→ Data entries:
________________________

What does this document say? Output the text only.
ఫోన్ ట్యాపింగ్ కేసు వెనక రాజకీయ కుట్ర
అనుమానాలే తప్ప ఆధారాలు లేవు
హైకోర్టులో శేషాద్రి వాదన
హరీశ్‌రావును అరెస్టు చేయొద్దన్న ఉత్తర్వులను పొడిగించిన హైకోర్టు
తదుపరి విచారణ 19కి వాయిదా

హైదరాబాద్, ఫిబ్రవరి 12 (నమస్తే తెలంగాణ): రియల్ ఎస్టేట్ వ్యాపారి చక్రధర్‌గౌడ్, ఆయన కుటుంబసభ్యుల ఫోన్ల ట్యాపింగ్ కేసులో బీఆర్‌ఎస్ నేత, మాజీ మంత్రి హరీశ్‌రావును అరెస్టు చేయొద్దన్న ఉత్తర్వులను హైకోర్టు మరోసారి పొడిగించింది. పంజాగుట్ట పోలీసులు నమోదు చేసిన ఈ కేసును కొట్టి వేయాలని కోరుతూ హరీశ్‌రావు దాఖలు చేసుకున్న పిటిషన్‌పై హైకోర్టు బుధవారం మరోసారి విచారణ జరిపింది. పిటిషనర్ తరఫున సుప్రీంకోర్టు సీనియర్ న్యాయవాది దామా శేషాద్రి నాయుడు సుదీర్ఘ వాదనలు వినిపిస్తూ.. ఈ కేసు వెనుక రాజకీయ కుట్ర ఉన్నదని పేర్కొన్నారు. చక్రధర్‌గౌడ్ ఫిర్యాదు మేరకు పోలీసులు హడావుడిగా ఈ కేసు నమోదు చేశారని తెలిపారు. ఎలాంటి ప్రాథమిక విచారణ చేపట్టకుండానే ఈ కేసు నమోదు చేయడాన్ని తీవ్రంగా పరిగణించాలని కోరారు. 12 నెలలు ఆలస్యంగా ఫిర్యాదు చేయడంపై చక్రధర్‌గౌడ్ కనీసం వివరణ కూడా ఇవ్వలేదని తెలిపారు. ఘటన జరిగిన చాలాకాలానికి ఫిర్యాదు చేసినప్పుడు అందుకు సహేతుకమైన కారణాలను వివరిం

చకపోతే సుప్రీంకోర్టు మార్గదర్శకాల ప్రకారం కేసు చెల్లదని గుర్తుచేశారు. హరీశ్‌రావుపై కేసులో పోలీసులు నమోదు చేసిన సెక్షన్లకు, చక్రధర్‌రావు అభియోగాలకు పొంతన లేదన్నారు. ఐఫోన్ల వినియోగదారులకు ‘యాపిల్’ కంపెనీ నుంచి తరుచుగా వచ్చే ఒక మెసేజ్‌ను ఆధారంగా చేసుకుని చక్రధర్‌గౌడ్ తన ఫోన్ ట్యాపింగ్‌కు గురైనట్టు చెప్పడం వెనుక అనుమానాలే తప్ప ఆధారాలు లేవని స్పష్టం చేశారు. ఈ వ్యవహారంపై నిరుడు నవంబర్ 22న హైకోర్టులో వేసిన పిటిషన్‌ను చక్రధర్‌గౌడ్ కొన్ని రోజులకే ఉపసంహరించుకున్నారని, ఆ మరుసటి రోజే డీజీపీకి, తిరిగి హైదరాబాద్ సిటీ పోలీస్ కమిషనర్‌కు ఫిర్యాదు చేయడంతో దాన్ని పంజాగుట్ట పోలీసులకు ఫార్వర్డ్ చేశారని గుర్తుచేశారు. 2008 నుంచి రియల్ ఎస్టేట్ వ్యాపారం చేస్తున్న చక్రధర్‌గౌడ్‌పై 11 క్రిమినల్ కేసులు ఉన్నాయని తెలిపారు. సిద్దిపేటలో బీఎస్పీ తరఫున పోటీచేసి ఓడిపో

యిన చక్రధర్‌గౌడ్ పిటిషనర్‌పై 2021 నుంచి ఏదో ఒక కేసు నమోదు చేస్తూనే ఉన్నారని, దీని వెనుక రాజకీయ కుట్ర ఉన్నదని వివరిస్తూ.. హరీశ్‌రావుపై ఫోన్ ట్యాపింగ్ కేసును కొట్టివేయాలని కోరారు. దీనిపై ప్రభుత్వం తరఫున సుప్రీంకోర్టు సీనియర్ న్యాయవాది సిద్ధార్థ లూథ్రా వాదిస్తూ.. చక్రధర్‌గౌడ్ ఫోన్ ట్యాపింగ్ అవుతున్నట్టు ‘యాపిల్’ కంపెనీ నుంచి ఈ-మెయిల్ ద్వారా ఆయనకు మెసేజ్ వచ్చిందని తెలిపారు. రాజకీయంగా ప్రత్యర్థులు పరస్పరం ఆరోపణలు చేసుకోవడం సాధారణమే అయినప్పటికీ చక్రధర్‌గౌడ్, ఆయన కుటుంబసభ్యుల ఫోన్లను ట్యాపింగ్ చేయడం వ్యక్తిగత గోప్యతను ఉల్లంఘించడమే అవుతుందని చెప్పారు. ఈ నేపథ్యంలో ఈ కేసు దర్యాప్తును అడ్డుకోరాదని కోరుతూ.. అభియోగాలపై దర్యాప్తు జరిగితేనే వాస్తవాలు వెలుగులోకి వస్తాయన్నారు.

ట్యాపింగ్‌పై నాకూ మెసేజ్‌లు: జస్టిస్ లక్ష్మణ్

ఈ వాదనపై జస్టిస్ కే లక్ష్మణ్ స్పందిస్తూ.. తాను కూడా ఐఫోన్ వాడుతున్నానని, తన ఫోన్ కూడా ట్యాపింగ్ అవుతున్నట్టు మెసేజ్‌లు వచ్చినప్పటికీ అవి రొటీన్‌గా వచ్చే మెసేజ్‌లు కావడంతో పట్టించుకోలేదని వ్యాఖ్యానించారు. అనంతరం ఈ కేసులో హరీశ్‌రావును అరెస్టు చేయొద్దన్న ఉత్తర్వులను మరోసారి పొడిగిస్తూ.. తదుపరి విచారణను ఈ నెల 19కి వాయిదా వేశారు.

________________________

→ Aim: Write out the whole listing again. Match it word for word.

→ Finished answer:
What does this document say? Output the text only.
ఫోన్ ట్యాపింగ్ కేసు వెనక రాజకీయ కుట్ర
అనుమానాలే తప్ప ఆధారాలు లేవు
హైకోర్టులో శేషాద్రి వాదన
హరీశ్‌రావును అరెస్టు చేయొద్దన్న ఉత్తర్వులను పొడిగించిన హైకోర్టు
తదుపరి విచారణ 19కి వాయిదా

హైదరాబాద్, ఫిబ్రవరి 12 (నమస్తే తెలంగాణ): రియల్ ఎస్టేట్ వ్యాపారి చక్రధర్‌గౌడ్, ఆయన కుటుంబసభ్యుల ఫోన్ల ట్యాపింగ్ కేసులో బీఆర్‌ఎస్ నేత, మాజీ మంత్రి హరీశ్‌రావును అరెస్టు చేయొద్దన్న ఉత్తర్వులను హైకోర్టు మరోసారి పొడిగించింది. పంజాగుట్ట పోలీసులు నమోదు చేసిన ఈ కేసును కొట్టి వేయాలని కోరుతూ హరీశ్‌రావు దాఖలు చేసుకున్న పిటిషన్‌పై హైకోర్టు బుధవారం మరోసారి విచారణ జరిపింది. పిటిషనర్ తరఫున సుప్రీంకోర్టు సీనియర్ న్యాయవాది దామా శేషాద్రి నాయుడు సుదీర్ఘ వాదనలు వినిపిస్తూ.. ఈ కేసు వెనుక రాజకీయ కుట్ర ఉన్నదని పేర్కొన్నారు. చక్రధర్‌గౌడ్ ఫిర్యాదు మేరకు పోలీసులు హడావుడిగా ఈ కేసు నమోదు చేశారని తెలిపారు. ఎలాంటి ప్రాథమిక విచారణ చేపట్టకుండానే ఈ కేసు నమోదు చేయడాన్ని తీవ్రంగా పరిగణించాలని కోరారు. 12 నెలలు ఆలస్యంగా ఫిర్యాదు చేయడంపై చక్రధర్‌గౌడ్ కనీసం వివరణ కూడా ఇవ్వలేదని తెలిపారు. ఘటన జరిగిన చాలాకాలానికి ఫిర్యాదు చేసినప్పుడు అందుకు సహేతుకమైన కారణాలను వివరిం

చకపోతే సుప్రీంకోర్టు మార్గదర్శకాల ప్రకారం కేసు చెల్లదని గుర్తుచేశారు. హరీశ్‌రావుపై కేసులో పోలీసులు నమోదు చేసిన సెక్షన్లకు, చక్రధర్‌రావు అభియోగాలకు పొంతన లేదన్నారు. ఐఫోన్ల వినియోగదారులకు ‘యాపిల్’ కంపెనీ నుంచి తరుచుగా వచ్చే ఒక మెసేజ్‌ను ఆధారంగా చేసుకుని చక్రధర్‌గౌడ్ తన ఫోన్ ట్యాపింగ్‌కు గురైనట్టు చెప్పడం వెనుక అనుమానాలే తప్ప ఆధారాలు లేవని స్పష్టం చేశారు. ఈ వ్యవహారంపై నిరుడు నవంబర్ 22న హైకోర్టులో వేసిన పిటిషన్‌ను చక్రధర్‌గౌడ్ కొన్ని రోజులకే ఉపసంహరించుకున్నారని, ఆ మరుసటి రోజే డీజీపీకి, తిరిగి హైదరాబాద్ సిటీ పోలీస్ కమిషనర్‌కు ఫిర్యాదు చేయడంతో దాన్ని పంజాగుట్ట పోలీసులకు ఫార్వర్డ్ చేశారని గుర్తుచేశారు. 2008 నుంచి రియల్ ఎస్టేట్ వ్యాపారం చేస్తున్న చక్రధర్‌గౌడ్‌పై 11 క్రిమినల్ కేసులు ఉన్నాయని తెలిపారు. సిద్దిపేటలో బీఎస్పీ తరఫున పోటీచేసి ఓడిపో

యిన చక్రధర్‌గౌడ్ పిటిషనర్‌పై 2021 నుంచి ఏదో ఒక కేసు నమోదు చేస్తూనే ఉన్నారని, దీని వెనుక రాజకీయ కుట్ర ఉన్నదని వివరిస్తూ.. హరీశ్‌రావుపై ఫోన్ ట్యాపింగ్ కేసును కొట్టివేయాలని కోరారు. దీనిపై ప్రభుత్వం తరఫున సుప్రీంకోర్టు సీనియర్ న్యాయవాది సిద్ధార్థ లూథ్రా వాదిస్తూ.. చక్రధర్‌గౌడ్ ఫోన్ ట్యాపింగ్ అవుతున్నట్టు ‘యాపిల్’ కంపెనీ నుంచి ఈ-మెయిల్ ద్వారా ఆయనకు మెసేజ్ వచ్చిందని తెలిపారు. రాజకీయంగా ప్రత్యర్థులు పరస్పరం ఆరోపణలు చేసుకోవడం సాధారణమే అయినప్పటికీ చక్రధర్‌గౌడ్, ఆయన కుటుంబసభ్యుల ఫోన్లను ట్యాపింగ్ చేయడం వ్యక్తిగత గోప్యతను ఉల్లంఘించడమే అవుతుందని చెప్పారు. ఈ నేపథ్యంలో ఈ కేసు దర్యాప్తును అడ్డుకోరాదని కోరుతూ.. అభియోగాలపై దర్యాప్తు జరిగితేనే వాస్తవాలు వెలుగులోకి వస్తాయన్నారు.

ట్యాపింగ్‌పై నాకూ మెసేజ్‌లు: జస్టిస్ లక్ష్మణ్

ఈ వాదనపై జస్టిస్ కే లక్ష్మణ్ స్పందిస్తూ.. తాను కూడా ఐఫోన్ వాడుతున్నానని, తన ఫోన్ కూడా ట్యాపింగ్ అవుతున్నట్టు మెసేజ్‌లు వచ్చినప్పటికీ అవి రొటీన్‌గా వచ్చే మెసేజ్‌లు కావడంతో పట్టించుకోలేదని వ్యాఖ్యానించారు. అనంతరం ఈ కేసులో హరీశ్‌రావును అరెస్టు చేయొద్దన్న ఉత్తర్వులను మరోసారి పొడిగిస్తూ.. తదుపరి విచారణను ఈ నెల 19కి వాయిదా వేశారు.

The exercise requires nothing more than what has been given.